## WHAT IS NEEDED
Lines containing the string "JSON" are to be collected in full.

## PROVIDED RECORDS
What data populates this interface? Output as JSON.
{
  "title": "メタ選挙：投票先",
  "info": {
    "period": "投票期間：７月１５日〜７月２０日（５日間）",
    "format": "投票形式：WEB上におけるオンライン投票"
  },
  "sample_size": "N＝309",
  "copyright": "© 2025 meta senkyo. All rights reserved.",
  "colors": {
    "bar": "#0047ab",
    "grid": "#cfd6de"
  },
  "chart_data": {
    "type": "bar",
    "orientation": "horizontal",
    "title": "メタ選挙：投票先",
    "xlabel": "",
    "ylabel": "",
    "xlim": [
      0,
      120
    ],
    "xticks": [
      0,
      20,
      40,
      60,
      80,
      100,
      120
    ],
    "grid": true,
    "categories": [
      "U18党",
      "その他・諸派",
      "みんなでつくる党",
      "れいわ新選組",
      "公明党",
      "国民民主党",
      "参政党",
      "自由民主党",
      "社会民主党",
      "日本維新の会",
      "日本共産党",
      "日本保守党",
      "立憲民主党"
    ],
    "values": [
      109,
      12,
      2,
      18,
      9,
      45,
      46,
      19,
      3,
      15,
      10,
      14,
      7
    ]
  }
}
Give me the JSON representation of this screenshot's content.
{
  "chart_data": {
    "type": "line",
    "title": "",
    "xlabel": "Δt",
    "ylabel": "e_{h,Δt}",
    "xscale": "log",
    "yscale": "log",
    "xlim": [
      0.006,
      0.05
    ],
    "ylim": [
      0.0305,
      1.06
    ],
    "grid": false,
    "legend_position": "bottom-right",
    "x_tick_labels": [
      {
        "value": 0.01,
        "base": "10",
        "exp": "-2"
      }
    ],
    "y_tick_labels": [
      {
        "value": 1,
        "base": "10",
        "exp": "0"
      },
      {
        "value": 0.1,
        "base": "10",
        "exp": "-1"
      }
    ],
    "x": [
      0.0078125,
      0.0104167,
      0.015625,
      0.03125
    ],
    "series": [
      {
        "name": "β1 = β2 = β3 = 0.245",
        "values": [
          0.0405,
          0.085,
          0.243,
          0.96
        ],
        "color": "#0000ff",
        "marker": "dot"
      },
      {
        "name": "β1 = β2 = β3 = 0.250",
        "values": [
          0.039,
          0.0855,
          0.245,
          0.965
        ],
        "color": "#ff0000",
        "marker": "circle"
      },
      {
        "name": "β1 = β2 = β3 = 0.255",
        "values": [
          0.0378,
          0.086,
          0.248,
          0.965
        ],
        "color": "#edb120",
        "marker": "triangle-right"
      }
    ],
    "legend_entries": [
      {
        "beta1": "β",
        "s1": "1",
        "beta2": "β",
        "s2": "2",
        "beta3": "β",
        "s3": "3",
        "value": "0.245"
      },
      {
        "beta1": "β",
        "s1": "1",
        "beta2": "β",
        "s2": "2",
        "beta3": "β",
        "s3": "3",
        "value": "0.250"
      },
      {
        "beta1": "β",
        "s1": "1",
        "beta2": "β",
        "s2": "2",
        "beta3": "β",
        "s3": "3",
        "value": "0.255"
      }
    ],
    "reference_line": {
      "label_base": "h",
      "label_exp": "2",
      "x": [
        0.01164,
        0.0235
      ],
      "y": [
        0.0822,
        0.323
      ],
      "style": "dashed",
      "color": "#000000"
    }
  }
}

## THE REPLY
What data populates this interface? Output as JSON.
Give me the JSON representation of this screenshot's content.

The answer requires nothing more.